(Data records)

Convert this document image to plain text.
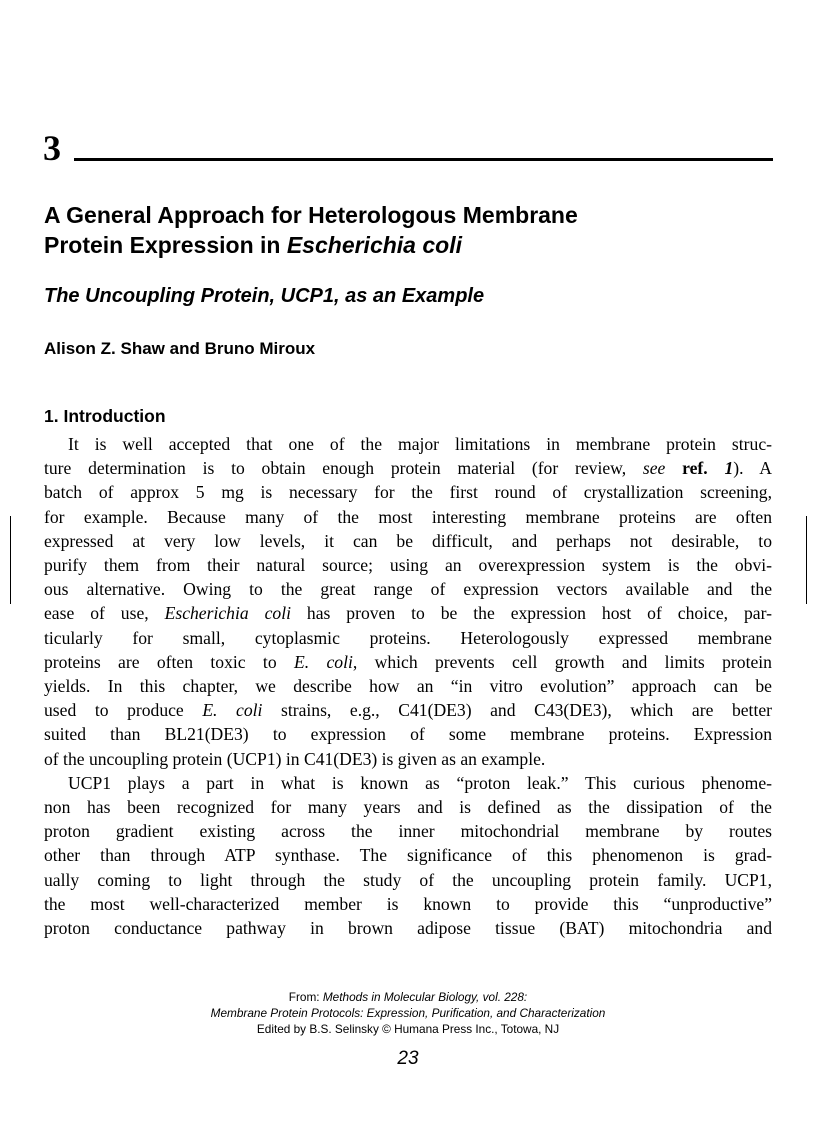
3
A General Approach for Heterologous Membrane
Protein Expression in Escherichia coli
The Uncoupling Protein, UCP1, as an Example

Alison Z. Shaw and Bruno Miroux

1. Introduction
It is well accepted that one of the major limitations in membrane protein struc-
ture determination is to obtain enough protein material (for review, see ref. 1). A
batch of approx 5 mg is necessary for the first round of crystallization screening,
for example. Because many of the most interesting membrane proteins are often
expressed at very low levels, it can be difficult, and perhaps not desirable, to
purify them from their natural source; using an overexpression system is the obvi-
ous alternative. Owing to the great range of expression vectors available and the
ease of use, Escherichia coli has proven to be the expression host of choice, par-
ticularly for small, cytoplasmic proteins. Heterologously expressed membrane
proteins are often toxic to E. coli, which prevents cell growth and limits protein
yields. In this chapter, we describe how an “in vitro evolution” approach can be
used to produce E. coli strains, e.g., C41(DE3) and C43(DE3), which are better
suited than BL21(DE3) to expression of some membrane proteins. Expression
of the uncoupling protein (UCP1) in C41(DE3) is given as an example.
UCP1 plays a part in what is known as “proton leak.” This curious phenome-
non has been recognized for many years and is defined as the dissipation of the
proton gradient existing across the inner mitochondrial membrane by routes
other than through ATP synthase. The significance of this phenomenon is grad-
ually coming to light through the study of the uncoupling protein family. UCP1,
the most well-characterized member is known to provide this “unproductive”
proton conductance pathway in brown adipose tissue (BAT) mitochondria and
From: Methods in Molecular Biology, vol. 228:
Membrane Protein Protocols: Expression, Purification, and Characterization
Edited by B.S. Selinsky © Humana Press Inc., Totowa, NJ
23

ABOUT THIS EXERCISE: Wherever "expressed" appears in a line of the entries, copy that line.

SOLUTION TO THE PROBLEM:
expressed at very low levels, it can be difficult, and perhaps not desirable, to
ticularly for small, cytoplasmic proteins. Heterologously expressed membrane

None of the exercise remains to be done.